Please print the entries word for word, starting at the first line and ending with the line that contains "escreva-1-pre: Escreva (´ [111,458,211,483]".

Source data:

%%

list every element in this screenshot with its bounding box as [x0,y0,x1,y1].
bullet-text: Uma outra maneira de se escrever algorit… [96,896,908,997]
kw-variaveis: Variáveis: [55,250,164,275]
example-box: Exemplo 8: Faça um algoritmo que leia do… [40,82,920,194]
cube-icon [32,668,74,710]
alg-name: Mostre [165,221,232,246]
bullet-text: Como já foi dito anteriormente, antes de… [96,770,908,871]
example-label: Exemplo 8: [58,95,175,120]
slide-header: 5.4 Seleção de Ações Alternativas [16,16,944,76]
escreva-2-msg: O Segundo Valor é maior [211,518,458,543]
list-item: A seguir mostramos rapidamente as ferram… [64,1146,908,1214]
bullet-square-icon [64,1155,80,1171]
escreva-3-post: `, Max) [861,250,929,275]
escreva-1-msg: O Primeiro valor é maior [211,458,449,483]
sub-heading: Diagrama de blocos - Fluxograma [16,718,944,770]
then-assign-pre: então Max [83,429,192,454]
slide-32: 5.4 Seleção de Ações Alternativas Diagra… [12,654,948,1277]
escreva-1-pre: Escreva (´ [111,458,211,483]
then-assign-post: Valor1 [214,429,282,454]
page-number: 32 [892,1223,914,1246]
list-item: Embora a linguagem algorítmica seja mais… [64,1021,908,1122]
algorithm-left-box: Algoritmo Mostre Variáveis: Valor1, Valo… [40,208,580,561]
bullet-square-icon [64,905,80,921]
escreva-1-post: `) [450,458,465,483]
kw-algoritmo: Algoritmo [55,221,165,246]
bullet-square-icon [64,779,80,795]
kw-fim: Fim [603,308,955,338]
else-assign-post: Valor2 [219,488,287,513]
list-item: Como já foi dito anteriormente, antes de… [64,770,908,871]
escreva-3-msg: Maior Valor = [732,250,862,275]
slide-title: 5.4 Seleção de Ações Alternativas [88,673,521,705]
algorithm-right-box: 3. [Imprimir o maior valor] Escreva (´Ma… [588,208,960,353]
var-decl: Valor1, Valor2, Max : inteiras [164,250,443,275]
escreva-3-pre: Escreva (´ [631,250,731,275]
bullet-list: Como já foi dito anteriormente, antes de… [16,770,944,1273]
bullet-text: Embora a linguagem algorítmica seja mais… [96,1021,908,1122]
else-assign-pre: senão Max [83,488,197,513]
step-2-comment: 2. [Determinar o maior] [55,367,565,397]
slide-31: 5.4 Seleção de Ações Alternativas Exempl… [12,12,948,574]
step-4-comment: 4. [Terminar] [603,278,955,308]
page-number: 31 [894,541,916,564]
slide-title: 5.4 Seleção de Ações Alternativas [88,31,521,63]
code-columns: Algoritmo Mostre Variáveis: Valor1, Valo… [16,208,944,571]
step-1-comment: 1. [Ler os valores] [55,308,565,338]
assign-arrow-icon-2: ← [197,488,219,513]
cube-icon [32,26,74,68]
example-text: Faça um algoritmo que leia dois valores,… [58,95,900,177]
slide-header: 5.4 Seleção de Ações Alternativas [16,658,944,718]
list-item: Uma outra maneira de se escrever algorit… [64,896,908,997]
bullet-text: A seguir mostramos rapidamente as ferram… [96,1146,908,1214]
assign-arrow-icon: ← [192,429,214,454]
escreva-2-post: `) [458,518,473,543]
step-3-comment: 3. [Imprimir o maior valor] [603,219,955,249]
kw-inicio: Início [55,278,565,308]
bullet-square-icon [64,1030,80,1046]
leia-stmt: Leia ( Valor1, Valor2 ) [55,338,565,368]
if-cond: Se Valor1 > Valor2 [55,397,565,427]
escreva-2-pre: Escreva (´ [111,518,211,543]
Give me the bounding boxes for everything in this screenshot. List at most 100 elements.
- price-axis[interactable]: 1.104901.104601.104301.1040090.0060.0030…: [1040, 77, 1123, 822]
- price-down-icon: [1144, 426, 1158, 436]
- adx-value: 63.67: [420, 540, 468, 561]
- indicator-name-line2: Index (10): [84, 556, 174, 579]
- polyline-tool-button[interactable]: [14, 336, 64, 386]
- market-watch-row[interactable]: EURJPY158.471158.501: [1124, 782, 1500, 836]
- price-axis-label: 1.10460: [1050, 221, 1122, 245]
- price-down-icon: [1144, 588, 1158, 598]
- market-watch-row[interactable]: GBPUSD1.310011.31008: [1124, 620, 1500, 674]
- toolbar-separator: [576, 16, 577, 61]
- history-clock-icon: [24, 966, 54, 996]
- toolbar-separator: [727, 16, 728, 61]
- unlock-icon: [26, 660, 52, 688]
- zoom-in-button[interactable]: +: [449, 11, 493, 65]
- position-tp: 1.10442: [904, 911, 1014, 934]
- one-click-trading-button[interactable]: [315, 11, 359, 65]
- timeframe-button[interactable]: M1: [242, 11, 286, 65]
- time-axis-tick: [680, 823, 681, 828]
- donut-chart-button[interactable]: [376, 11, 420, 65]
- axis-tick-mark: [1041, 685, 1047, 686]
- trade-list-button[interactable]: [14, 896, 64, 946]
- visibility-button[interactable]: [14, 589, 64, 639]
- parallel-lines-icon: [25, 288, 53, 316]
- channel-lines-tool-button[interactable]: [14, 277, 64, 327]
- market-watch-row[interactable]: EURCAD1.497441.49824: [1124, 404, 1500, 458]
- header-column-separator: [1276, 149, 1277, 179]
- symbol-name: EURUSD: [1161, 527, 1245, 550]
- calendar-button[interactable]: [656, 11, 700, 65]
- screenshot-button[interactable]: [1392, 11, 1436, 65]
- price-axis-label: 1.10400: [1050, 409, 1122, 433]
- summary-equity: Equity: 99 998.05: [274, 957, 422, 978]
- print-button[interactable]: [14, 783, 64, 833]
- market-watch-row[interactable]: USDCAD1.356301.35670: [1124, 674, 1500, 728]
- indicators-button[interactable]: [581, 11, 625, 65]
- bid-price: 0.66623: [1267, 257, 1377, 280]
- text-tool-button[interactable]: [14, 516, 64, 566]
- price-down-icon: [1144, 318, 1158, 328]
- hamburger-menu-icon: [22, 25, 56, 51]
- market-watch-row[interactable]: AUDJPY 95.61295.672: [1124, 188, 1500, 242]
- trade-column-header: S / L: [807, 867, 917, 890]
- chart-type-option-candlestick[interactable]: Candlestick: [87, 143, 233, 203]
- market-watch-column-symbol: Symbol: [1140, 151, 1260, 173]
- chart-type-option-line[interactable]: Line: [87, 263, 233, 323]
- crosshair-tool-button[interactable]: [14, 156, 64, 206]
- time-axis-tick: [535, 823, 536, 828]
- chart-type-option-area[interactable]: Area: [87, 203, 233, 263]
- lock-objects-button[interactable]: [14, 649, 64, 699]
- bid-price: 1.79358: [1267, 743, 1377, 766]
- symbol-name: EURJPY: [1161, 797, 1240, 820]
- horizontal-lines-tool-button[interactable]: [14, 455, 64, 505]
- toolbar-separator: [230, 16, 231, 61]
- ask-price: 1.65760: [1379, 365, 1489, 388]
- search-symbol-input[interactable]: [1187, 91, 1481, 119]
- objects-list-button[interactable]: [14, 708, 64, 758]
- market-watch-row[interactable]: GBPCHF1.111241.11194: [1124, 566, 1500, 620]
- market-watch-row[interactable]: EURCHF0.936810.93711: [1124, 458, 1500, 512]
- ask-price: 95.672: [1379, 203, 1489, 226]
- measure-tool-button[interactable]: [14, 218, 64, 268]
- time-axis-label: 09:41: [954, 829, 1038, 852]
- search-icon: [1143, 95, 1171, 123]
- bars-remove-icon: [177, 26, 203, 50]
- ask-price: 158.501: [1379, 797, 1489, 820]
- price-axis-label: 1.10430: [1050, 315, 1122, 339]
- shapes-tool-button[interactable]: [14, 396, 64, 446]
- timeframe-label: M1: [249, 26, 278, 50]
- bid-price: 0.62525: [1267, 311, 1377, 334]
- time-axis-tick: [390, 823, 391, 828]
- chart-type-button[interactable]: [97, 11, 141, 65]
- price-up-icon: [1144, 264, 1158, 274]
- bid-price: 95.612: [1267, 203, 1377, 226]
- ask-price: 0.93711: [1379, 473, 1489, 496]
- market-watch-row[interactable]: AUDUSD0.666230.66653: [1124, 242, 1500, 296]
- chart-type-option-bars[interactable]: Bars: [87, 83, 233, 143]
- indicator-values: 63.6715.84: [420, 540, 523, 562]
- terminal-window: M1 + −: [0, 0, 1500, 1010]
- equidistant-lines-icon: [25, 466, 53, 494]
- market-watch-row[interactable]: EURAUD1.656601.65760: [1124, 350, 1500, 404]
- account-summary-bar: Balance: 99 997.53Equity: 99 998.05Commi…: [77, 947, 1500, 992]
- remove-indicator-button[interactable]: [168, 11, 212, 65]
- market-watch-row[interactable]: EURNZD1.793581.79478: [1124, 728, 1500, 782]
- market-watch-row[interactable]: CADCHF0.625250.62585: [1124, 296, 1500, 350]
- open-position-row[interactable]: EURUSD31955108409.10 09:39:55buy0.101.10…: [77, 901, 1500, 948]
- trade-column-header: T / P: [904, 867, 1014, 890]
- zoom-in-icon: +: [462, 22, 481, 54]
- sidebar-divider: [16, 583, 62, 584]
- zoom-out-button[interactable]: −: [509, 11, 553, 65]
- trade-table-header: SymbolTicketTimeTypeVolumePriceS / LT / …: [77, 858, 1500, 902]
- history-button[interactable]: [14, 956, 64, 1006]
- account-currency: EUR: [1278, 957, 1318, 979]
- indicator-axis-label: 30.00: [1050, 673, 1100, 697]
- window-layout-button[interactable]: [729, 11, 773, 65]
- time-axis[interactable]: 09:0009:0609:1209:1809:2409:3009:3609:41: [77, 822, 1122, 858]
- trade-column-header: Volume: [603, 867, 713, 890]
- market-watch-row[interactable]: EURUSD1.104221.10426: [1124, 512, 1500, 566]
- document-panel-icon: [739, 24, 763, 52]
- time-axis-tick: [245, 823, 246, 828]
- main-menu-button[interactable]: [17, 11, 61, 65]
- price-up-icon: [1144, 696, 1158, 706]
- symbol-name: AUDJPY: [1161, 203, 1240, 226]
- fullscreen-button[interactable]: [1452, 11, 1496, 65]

%%

## Answer to this task
list every element in this screenshot with its bounding box as [x0,y0,x1,y1].
bullet-text: Uma outra maneira de se escrever algorit… [96,896,908,997]
kw-variaveis: Variáveis: [55,250,164,275]
example-box: Exemplo 8: Faça um algoritmo que leia do… [40,82,920,194]
cube-icon [32,668,74,710]
alg-name: Mostre [165,221,232,246]
bullet-text: Como já foi dito anteriormente, antes de… [96,770,908,871]
example-label: Exemplo 8: [58,95,175,120]
slide-header: 5.4 Seleção de Ações Alternativas [16,16,944,76]
escreva-2-msg: O Segundo Valor é maior [211,518,458,543]
list-item: A seguir mostramos rapidamente as ferram… [64,1146,908,1214]
bullet-square-icon [64,1155,80,1171]
escreva-3-post: `, Max) [861,250,929,275]
escreva-1-msg: O Primeiro valor é maior [211,458,449,483]
sub-heading: Diagrama de blocos - Fluxograma [16,718,944,770]
then-assign-pre: então Max [83,429,192,454]
slide-32: 5.4 Seleção de Ações Alternativas Diagra… [12,654,948,1277]
escreva-1-pre: Escreva (´ [111,458,211,483]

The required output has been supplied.